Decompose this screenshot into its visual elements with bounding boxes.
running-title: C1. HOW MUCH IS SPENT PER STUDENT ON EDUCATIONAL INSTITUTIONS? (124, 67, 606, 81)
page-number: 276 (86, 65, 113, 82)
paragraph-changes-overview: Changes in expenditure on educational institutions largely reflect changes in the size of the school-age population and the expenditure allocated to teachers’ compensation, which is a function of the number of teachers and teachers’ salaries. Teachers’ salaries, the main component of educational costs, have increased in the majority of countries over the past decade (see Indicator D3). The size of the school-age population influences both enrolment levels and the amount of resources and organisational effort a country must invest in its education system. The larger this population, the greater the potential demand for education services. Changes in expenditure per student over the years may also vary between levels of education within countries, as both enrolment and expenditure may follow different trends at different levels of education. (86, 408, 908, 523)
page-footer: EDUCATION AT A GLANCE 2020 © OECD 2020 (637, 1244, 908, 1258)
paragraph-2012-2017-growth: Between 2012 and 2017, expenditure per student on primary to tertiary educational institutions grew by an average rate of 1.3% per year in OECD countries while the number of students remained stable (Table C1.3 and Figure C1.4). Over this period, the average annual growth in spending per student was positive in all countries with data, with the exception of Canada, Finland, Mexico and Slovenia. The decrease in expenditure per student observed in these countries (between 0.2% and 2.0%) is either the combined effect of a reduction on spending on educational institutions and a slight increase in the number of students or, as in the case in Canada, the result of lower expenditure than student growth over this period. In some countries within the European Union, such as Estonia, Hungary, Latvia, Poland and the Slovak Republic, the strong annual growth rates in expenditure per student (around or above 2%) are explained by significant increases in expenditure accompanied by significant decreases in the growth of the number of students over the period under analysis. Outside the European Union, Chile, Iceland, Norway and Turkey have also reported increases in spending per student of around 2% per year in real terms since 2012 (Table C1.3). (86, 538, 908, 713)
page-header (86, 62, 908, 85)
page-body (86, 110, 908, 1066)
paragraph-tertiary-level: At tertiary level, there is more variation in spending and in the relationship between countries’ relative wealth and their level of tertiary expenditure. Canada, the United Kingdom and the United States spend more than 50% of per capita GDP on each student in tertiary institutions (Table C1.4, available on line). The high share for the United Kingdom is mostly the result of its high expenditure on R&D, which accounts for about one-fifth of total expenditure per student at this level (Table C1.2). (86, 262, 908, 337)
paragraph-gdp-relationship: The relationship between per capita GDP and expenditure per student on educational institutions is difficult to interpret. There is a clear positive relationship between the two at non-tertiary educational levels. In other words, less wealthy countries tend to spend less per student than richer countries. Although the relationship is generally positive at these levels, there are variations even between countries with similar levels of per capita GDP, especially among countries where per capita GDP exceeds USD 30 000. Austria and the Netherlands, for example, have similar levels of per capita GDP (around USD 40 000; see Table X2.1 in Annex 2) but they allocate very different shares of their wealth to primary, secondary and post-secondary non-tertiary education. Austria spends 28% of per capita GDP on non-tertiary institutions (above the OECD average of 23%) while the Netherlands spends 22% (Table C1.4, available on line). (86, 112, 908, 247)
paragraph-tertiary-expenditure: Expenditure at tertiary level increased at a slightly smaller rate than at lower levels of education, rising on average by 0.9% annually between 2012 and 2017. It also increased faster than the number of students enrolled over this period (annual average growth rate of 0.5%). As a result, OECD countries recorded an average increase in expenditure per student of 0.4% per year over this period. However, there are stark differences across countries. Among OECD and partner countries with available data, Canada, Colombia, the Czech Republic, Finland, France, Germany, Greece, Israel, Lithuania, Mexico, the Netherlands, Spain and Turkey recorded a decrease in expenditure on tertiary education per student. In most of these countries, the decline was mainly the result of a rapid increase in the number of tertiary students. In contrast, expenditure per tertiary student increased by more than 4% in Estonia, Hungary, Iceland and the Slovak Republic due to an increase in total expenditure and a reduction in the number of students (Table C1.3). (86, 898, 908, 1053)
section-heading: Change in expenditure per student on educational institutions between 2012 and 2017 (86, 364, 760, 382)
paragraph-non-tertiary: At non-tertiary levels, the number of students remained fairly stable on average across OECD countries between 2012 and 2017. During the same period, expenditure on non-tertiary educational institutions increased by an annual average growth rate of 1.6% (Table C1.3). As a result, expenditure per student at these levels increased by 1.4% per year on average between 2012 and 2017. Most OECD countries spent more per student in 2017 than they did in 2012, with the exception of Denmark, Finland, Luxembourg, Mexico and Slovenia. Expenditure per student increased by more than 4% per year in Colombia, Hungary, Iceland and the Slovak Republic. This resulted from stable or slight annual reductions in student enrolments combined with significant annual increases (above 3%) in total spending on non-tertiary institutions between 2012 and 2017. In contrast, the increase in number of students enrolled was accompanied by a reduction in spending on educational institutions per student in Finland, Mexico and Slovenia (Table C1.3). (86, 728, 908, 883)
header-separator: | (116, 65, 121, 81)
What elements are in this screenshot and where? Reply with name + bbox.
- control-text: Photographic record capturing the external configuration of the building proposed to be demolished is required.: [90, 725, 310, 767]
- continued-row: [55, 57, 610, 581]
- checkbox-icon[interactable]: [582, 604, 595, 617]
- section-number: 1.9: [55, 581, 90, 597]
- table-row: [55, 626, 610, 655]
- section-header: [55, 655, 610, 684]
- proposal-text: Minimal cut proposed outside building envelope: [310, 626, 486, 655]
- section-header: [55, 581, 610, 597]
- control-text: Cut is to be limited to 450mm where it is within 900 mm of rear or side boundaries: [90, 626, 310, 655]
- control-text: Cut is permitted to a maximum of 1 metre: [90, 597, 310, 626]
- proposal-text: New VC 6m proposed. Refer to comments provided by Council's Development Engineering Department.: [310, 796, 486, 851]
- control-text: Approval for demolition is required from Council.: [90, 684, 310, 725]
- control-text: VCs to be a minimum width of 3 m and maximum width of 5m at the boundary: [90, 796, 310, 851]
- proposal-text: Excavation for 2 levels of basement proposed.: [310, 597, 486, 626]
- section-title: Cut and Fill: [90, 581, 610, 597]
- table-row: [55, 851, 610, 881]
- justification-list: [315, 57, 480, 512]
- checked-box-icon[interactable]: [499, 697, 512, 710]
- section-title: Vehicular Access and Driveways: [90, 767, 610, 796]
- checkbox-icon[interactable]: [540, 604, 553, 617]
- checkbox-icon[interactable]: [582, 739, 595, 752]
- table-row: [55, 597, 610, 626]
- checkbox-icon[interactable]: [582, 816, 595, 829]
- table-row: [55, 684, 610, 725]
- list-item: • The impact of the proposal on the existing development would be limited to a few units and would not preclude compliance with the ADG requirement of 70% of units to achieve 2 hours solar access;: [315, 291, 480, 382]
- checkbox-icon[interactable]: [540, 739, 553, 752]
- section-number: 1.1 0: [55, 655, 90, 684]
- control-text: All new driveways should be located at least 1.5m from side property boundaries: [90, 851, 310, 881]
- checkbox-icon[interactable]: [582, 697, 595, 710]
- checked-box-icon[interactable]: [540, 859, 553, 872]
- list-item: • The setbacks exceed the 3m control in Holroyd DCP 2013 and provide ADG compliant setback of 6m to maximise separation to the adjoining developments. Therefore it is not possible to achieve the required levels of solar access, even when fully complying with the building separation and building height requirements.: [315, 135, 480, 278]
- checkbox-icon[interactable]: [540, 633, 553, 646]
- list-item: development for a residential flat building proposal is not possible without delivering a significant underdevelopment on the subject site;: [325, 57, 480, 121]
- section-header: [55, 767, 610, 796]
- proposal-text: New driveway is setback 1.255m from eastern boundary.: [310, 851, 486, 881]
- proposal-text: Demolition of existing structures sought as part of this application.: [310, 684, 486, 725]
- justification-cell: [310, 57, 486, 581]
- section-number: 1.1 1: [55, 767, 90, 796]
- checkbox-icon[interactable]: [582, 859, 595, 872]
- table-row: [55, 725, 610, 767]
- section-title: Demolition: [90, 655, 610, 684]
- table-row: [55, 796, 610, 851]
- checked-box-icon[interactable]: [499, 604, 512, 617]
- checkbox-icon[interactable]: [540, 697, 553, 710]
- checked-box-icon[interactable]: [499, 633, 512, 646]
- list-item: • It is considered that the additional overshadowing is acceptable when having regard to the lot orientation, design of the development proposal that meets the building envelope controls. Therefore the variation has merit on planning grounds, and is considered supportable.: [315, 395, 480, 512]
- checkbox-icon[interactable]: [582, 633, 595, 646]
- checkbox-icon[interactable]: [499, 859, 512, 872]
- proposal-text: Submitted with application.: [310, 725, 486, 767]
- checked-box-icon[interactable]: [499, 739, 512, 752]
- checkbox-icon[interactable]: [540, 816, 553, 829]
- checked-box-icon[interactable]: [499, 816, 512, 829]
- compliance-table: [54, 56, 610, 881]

***

- [Instruction] Give the listing from its opening line through the line containing "page-footer: EDUCATION AT", both included, as a Markdown table with the columns No. and Line, one row per line and blank lines left out.

- [Reply]
| No. | Line |
|---|---|
| 1 | Decompose this screenshot into its visual elements with bounding boxes. |
| 2 | running-title: C1. HOW MUCH IS SPENT PER STUDENT ON EDUCATIONAL INSTITUTIONS? (124, 67, 606, 81) |
| 3 | page-number: 276 (86, 65, 113, 82) |
| 4 | paragraph-changes-overview: Changes in expenditure on educational institutions largely reflect changes in the size of the school-age population and the expenditure allocated to teachers’ compensation, which is a function of the number of teachers and teachers’ salaries. Teachers’ salaries, the main component of educational costs, have increased in the majority of countries over the past decade (see Indicator D3). The size of the school-age population influences both enrolment levels and the amount of resources and organisational effort a country must invest in its education system. The larger this population, the greater the potential demand for education services. Changes in expenditure per student over the years may also vary between levels of education within countries, as both enrolment and expenditure may follow different trends at different levels of education. (86, 408, 908, 523) |
| 5 | page-footer: EDUCATION AT A GLANCE 2020 © OECD 2020 (637, 1244, 908, 1258) |